⟨

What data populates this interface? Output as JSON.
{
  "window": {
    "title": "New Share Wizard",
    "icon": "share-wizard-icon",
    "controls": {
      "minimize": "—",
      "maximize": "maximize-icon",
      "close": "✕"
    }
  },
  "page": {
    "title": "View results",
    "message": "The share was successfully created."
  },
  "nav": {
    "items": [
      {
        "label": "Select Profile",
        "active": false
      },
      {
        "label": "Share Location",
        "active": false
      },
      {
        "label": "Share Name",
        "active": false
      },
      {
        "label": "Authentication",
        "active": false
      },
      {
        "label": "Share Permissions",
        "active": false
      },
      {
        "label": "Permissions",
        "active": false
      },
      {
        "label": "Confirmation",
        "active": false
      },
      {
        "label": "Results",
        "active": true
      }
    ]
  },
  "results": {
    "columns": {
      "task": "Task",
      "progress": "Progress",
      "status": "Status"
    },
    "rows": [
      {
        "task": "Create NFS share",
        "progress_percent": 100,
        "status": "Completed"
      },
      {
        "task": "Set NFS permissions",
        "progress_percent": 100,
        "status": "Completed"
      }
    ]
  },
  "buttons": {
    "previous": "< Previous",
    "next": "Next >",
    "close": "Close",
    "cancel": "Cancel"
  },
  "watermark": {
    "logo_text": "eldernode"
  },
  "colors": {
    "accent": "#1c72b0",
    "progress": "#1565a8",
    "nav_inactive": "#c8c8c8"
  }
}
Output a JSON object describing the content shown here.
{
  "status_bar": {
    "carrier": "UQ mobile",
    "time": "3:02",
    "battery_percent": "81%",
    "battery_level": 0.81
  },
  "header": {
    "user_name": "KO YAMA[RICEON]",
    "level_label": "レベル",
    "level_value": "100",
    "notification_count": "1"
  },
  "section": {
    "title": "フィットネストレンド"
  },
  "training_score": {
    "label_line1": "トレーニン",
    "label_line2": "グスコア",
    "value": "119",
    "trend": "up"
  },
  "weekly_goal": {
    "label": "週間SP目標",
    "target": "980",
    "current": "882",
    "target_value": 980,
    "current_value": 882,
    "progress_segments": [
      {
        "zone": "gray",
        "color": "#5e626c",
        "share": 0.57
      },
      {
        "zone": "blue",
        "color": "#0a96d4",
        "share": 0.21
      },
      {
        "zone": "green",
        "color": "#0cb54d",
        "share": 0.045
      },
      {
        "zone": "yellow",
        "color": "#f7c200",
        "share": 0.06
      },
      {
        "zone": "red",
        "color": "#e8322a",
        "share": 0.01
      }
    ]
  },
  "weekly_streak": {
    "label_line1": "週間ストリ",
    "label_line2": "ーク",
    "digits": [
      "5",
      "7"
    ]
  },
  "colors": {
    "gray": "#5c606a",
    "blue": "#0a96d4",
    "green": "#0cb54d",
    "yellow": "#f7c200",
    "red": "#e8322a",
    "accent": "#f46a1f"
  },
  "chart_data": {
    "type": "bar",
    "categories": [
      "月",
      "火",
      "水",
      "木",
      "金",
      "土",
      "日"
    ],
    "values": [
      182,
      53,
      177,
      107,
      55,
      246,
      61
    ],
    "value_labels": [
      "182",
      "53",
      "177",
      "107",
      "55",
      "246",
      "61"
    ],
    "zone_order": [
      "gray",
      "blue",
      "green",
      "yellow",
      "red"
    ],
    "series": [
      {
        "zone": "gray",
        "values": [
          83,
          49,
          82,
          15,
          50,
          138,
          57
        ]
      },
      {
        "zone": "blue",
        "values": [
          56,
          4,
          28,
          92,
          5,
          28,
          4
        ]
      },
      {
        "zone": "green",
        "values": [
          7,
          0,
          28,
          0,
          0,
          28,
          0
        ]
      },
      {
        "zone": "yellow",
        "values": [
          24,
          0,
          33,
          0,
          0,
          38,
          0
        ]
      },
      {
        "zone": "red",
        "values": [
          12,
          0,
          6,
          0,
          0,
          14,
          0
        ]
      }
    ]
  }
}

⟩

» **Given exercise**
Please repeat all the records above exactly as they appear.

» **Reply**
What data populates this interface? Output as JSON.
{
  "window": {
    "title": "New Share Wizard",
    "icon": "share-wizard-icon",
    "controls": {
      "minimize": "—",
      "maximize": "maximize-icon",
      "close": "✕"
    }
  },
  "page": {
    "title": "View results",
    "message": "The share was successfully created."
  },
  "nav": {
    "items": [
      {
        "label": "Select Profile",
        "active": false
      },
      {
        "label": "Share Location",
        "active": false
      },
      {
        "label": "Share Name",
        "active": false
      },
      {
        "label": "Authentication",
        "active": false
      },
      {
        "label": "Share Permissions",
        "active": false
      },
      {
        "label": "Permissions",
        "active": false
      },
      {
        "label": "Confirmation",
        "active": false
      },
      {
        "label": "Results",
        "active": true
      }
    ]
  },
  "results": {
    "columns": {
      "task": "Task",
      "progress": "Progress",
      "status": "Status"
    },
    "rows": [
      {
        "task": "Create NFS share",
        "progress_percent": 100,
        "status": "Completed"
      },
      {
        "task": "Set NFS permissions",
        "progress_percent": 100,
        "status": "Completed"
      }
    ]
  },
  "buttons": {
    "previous": "< Previous",
    "next": "Next >",
    "close": "Close",
    "cancel": "Cancel"
  },
  "watermark": {
    "logo_text": "eldernode"
  },
  "colors": {
    "accent": "#1c72b0",
    "progress": "#1565a8",
    "nav_inactive": "#c8c8c8"
  }
}
Output a JSON object describing the content shown here.
{
  "status_bar": {
    "carrier": "UQ mobile",
    "time": "3:02",
    "battery_percent": "81%",
    "battery_level": 0.81
  },
  "header": {
    "user_name": "KO YAMA[RICEON]",
    "level_label": "レベル",
    "level_value": "100",
    "notification_count": "1"
  },
  "section": {
    "title": "フィットネストレンド"
  },
  "training_score": {
    "label_line1": "トレーニン",
    "label_line2": "グスコア",
    "value": "119",
    "trend": "up"
  },
  "weekly_goal": {
    "label": "週間SP目標",
    "target": "980",
    "current": "882",
    "target_value": 980,
    "current_value": 882,
    "progress_segments": [
      {
        "zone": "gray",
        "color": "#5e626c",
        "share": 0.57
      },
      {
        "zone": "blue",
        "color": "#0a96d4",
        "share": 0.21
      },
      {
        "zone": "green",
        "color": "#0cb54d",
        "share": 0.045
      },
      {
        "zone": "yellow",
        "color": "#f7c200",
        "share": 0.06
      },
      {
        "zone": "red",
        "color": "#e8322a",
        "share": 0.01
      }
    ]
  },
  "weekly_streak": {
    "label_line1": "週間ストリ",
    "label_line2": "ーク",
    "digits": [
      "5",
      "7"
    ]
  },
  "colors": {
    "gray": "#5c606a",
    "blue": "#0a96d4",
    "green": "#0cb54d",
    "yellow": "#f7c200",
    "red": "#e8322a",
    "accent": "#f46a1f"
  },
  "chart_data": {
    "type": "bar",
    "categories": [
      "月",
      "火",
      "水",
      "木",
      "金",
      "土",
      "日"
    ],
    "values": [
      182,
      53,
      177,
      107,
      55,
      246,
      61
    ],
    "value_labels": [
      "182",
      "53",
      "177",
      "107",
      "55",
      "246",
      "61"
    ],
    "zone_order": [
      "gray",
      "blue",
      "green",
      "yellow",
      "red"
    ],
    "series": [
      {
        "zone": "gray",
        "values": [
          83,
          49,
          82,
          15,
          50,
          138,
          57
        ]
      },
      {
        "zone": "blue",
        "values": [
          56,
          4,
          28,
          92,
          5,
          28,
          4
        ]
      },
      {
        "zone": "green",
        "values": [
          7,
          0,
          28,
          0,
          0,
          28,
          0
        ]
      },
      {
        "zone": "yellow",
        "values": [
          24,
          0,
          33,
          0,
          0,
          38,
          0
        ]
      },
      {
        "zone": "red",
        "values": [
          12,
          0,
          6,
          0,
          0,
          14,
          0
        ]
      }
    ]
  }
}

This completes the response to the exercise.